-- Start SUPPLIED MATERIAL --
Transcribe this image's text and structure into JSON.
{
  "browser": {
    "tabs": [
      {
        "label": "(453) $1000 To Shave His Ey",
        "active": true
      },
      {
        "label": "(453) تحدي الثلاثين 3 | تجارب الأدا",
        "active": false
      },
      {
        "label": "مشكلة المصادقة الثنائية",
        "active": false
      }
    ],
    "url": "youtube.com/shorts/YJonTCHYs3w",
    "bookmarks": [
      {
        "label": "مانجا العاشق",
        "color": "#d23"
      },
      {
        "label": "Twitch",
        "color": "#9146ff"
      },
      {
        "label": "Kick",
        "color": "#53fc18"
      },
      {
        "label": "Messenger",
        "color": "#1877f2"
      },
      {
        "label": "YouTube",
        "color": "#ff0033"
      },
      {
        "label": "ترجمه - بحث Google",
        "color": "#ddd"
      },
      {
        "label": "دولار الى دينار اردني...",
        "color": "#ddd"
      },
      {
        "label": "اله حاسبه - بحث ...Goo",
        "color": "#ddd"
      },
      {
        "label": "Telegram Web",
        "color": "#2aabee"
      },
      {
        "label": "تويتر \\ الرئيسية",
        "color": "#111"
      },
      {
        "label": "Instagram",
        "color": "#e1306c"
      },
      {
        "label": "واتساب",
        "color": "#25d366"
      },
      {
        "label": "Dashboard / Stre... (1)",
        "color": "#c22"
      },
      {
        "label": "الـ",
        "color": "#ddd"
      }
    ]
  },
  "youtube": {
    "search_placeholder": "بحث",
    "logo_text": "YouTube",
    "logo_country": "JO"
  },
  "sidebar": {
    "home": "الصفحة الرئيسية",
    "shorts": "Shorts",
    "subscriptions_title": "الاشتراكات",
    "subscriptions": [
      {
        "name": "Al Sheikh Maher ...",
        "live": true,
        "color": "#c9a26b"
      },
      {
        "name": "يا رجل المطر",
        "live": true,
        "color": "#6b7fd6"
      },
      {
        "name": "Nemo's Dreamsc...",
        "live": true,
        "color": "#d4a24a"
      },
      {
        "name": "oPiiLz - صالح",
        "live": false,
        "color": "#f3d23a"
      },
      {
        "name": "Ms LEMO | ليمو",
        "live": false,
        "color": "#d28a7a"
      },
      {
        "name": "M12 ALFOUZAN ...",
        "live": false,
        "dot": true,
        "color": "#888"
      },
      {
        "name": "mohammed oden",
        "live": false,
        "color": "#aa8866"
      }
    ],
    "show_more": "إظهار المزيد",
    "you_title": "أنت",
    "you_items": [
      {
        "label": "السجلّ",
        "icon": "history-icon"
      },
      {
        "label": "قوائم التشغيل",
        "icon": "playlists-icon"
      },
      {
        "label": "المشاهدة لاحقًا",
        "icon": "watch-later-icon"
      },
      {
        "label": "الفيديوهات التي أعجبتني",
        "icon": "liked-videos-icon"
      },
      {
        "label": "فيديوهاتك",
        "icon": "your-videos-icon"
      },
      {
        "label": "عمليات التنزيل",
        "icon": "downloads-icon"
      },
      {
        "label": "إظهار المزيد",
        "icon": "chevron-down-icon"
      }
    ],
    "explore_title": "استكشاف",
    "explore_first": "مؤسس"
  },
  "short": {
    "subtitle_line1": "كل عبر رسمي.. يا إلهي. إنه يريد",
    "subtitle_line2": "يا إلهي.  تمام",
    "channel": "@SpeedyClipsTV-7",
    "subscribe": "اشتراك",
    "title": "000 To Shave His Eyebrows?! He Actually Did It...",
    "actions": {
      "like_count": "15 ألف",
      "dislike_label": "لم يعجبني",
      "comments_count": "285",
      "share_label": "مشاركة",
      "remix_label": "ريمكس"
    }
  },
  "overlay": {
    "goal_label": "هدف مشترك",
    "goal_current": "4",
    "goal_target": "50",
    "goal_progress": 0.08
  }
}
-- End SUPPLIED MATERIAL --
Reproduce each record exactly as it appears.

Transcribe this image's text and structure into JSON.
{
  "browser": {
    "tabs": [
      {
        "label": "(453) $1000 To Shave His Ey",
        "active": true
      },
      {
        "label": "(453) تحدي الثلاثين 3 | تجارب الأدا",
        "active": false
      },
      {
        "label": "مشكلة المصادقة الثنائية",
        "active": false
      }
    ],
    "url": "youtube.com/shorts/YJonTCHYs3w",
    "bookmarks": [
      {
        "label": "مانجا العاشق",
        "color": "#d23"
      },
      {
        "label": "Twitch",
        "color": "#9146ff"
      },
      {
        "label": "Kick",
        "color": "#53fc18"
      },
      {
        "label": "Messenger",
        "color": "#1877f2"
      },
      {
        "label": "YouTube",
        "color": "#ff0033"
      },
      {
        "label": "ترجمه - بحث Google",
        "color": "#ddd"
      },
      {
        "label": "دولار الى دينار اردني...",
        "color": "#ddd"
      },
      {
        "label": "اله حاسبه - بحث ...Goo",
        "color": "#ddd"
      },
      {
        "label": "Telegram Web",
        "color": "#2aabee"
      },
      {
        "label": "تويتر \\ الرئيسية",
        "color": "#111"
      },
      {
        "label": "Instagram",
        "color": "#e1306c"
      },
      {
        "label": "واتساب",
        "color": "#25d366"
      },
      {
        "label": "Dashboard / Stre... (1)",
        "color": "#c22"
      },
      {
        "label": "الـ",
        "color": "#ddd"
      }
    ]
  },
  "youtube": {
    "search_placeholder": "بحث",
    "logo_text": "YouTube",
    "logo_country": "JO"
  },
  "sidebar": {
    "home": "الصفحة الرئيسية",
    "shorts": "Shorts",
    "subscriptions_title": "الاشتراكات",
    "subscriptions": [
      {
        "name": "Al Sheikh Maher ...",
        "live": true,
        "color": "#c9a26b"
      },
      {
        "name": "يا رجل المطر",
        "live": true,
        "color": "#6b7fd6"
      },
      {
        "name": "Nemo's Dreamsc...",
        "live": true,
        "color": "#d4a24a"
      },
      {
        "name": "oPiiLz - صالح",
        "live": false,
        "color": "#f3d23a"
      },
      {
        "name": "Ms LEMO | ليمو",
        "live": false,
        "color": "#d28a7a"
      },
      {
        "name": "M12 ALFOUZAN ...",
        "live": false,
        "dot": true,
        "color": "#888"
      },
      {
        "name": "mohammed oden",
        "live": false,
        "color": "#aa8866"
      }
    ],
    "show_more": "إظهار المزيد",
    "you_title": "أنت",
    "you_items": [
      {
        "label": "السجلّ",
        "icon": "history-icon"
      },
      {
        "label": "قوائم التشغيل",
        "icon": "playlists-icon"
      },
      {
        "label": "المشاهدة لاحقًا",
        "icon": "watch-later-icon"
      },
      {
        "label": "الفيديوهات التي أعجبتني",
        "icon": "liked-videos-icon"
      },
      {
        "label": "فيديوهاتك",
        "icon": "your-videos-icon"
      },
      {
        "label": "عمليات التنزيل",
        "icon": "downloads-icon"
      },
      {
        "label": "إظهار المزيد",
        "icon": "chevron-down-icon"
      }
    ],
    "explore_title": "استكشاف",
    "explore_first": "مؤسس"
  },
  "short": {
    "subtitle_line1": "كل عبر رسمي.. يا إلهي. إنه يريد",
    "subtitle_line2": "يا إلهي.  تمام",
    "channel": "@SpeedyClipsTV-7",
    "subscribe": "اشتراك",
    "title": "000 To Shave His Eyebrows?! He Actually Did It...",
    "actions": {
      "like_count": "15 ألف",
      "dislike_label": "لم يعجبني",
      "comments_count": "285",
      "share_label": "مشاركة",
      "remix_label": "ريمكس"
    }
  },
  "overlay": {
    "goal_label": "هدف مشترك",
    "goal_current": "4",
    "goal_target": "50",
    "goal_progress": 0.08
  }
}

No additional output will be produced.